AIM OF THE EXERCISE:
Return the whole listing, keeping every character the same.

┌─ ENTRIES

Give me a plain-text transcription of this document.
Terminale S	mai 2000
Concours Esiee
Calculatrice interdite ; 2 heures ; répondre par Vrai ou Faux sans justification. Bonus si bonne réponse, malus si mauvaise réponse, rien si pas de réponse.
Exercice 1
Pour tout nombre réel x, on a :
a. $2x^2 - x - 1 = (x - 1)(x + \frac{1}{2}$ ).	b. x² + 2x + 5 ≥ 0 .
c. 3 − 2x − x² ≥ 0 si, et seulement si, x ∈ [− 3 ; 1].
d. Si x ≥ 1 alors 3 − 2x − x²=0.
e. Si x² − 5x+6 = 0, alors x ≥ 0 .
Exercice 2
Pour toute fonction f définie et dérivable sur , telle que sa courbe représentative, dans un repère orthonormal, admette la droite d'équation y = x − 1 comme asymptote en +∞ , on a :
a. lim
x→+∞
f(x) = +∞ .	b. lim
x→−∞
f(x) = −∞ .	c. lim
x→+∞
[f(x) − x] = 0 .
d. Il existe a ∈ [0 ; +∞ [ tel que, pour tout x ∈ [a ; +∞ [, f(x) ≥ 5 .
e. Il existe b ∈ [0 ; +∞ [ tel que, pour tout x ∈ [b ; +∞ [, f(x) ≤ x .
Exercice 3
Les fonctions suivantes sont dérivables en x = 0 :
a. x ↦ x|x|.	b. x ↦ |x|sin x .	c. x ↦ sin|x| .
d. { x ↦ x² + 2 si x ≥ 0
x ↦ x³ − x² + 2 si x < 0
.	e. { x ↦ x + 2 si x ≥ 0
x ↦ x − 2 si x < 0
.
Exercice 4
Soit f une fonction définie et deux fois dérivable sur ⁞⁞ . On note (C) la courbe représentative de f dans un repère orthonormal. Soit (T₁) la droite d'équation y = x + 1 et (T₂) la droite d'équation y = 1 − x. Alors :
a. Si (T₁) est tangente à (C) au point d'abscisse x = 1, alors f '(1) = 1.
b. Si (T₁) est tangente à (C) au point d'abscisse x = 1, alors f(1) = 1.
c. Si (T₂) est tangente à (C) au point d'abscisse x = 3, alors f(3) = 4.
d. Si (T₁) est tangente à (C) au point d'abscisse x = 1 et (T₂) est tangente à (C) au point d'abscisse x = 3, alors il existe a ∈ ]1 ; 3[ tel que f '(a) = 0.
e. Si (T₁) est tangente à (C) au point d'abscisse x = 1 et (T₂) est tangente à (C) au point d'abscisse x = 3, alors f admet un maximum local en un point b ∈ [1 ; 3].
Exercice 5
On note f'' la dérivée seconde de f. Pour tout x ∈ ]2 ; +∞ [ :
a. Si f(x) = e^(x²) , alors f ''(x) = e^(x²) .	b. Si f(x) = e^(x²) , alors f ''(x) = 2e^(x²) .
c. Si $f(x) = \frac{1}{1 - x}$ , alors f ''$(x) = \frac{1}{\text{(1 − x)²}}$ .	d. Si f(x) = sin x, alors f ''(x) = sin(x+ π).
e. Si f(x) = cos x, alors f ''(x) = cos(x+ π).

└─

WRITTEN SOLUTION:
Give me a plain-text transcription of this document.
Terminale S	mai 2000
Concours Esiee
Calculatrice interdite ; 2 heures ; répondre par Vrai ou Faux sans justification. Bonus si bonne réponse, malus si mauvaise réponse, rien si pas de réponse.
Exercice 1
Pour tout nombre réel x, on a :
a. $2x^2 - x - 1 = (x - 1)(x + \frac{1}{2}$ ).	b. x² + 2x + 5 ≥ 0 .
c. 3 − 2x − x² ≥ 0 si, et seulement si, x ∈ [− 3 ; 1].
d. Si x ≥ 1 alors 3 − 2x − x²=0.
e. Si x² − 5x+6 = 0, alors x ≥ 0 .
Exercice 2
Pour toute fonction f définie et dérivable sur , telle que sa courbe représentative, dans un repère orthonormal, admette la droite d'équation y = x − 1 comme asymptote en +∞ , on a :
a. lim
x→+∞
f(x) = +∞ .	b. lim
x→−∞
f(x) = −∞ .	c. lim
x→+∞
[f(x) − x] = 0 .
d. Il existe a ∈ [0 ; +∞ [ tel que, pour tout x ∈ [a ; +∞ [, f(x) ≥ 5 .
e. Il existe b ∈ [0 ; +∞ [ tel que, pour tout x ∈ [b ; +∞ [, f(x) ≤ x .
Exercice 3
Les fonctions suivantes sont dérivables en x = 0 :
a. x ↦ x|x|.	b. x ↦ |x|sin x .	c. x ↦ sin|x| .
d. { x ↦ x² + 2 si x ≥ 0
x ↦ x³ − x² + 2 si x < 0
.	e. { x ↦ x + 2 si x ≥ 0
x ↦ x − 2 si x < 0
.
Exercice 4
Soit f une fonction définie et deux fois dérivable sur ⁞⁞ . On note (C) la courbe représentative de f dans un repère orthonormal. Soit (T₁) la droite d'équation y = x + 1 et (T₂) la droite d'équation y = 1 − x. Alors :
a. Si (T₁) est tangente à (C) au point d'abscisse x = 1, alors f '(1) = 1.
b. Si (T₁) est tangente à (C) au point d'abscisse x = 1, alors f(1) = 1.
c. Si (T₂) est tangente à (C) au point d'abscisse x = 3, alors f(3) = 4.
d. Si (T₁) est tangente à (C) au point d'abscisse x = 1 et (T₂) est tangente à (C) au point d'abscisse x = 3, alors il existe a ∈ ]1 ; 3[ tel que f '(a) = 0.
e. Si (T₁) est tangente à (C) au point d'abscisse x = 1 et (T₂) est tangente à (C) au point d'abscisse x = 3, alors f admet un maximum local en un point b ∈ [1 ; 3].
Exercice 5
On note f'' la dérivée seconde de f. Pour tout x ∈ ]2 ; +∞ [ :
a. Si f(x) = e^(x²) , alors f ''(x) = e^(x²) .	b. Si f(x) = e^(x²) , alors f ''(x) = 2e^(x²) .
c. Si $f(x) = \frac{1}{1 - x}$ , alors f ''$(x) = \frac{1}{\text{(1 − x)²}}$ .	d. Si f(x) = sin x, alors f ''(x) = sin(x+ π).
e. Si f(x) = cos x, alors f ''(x) = cos(x+ π).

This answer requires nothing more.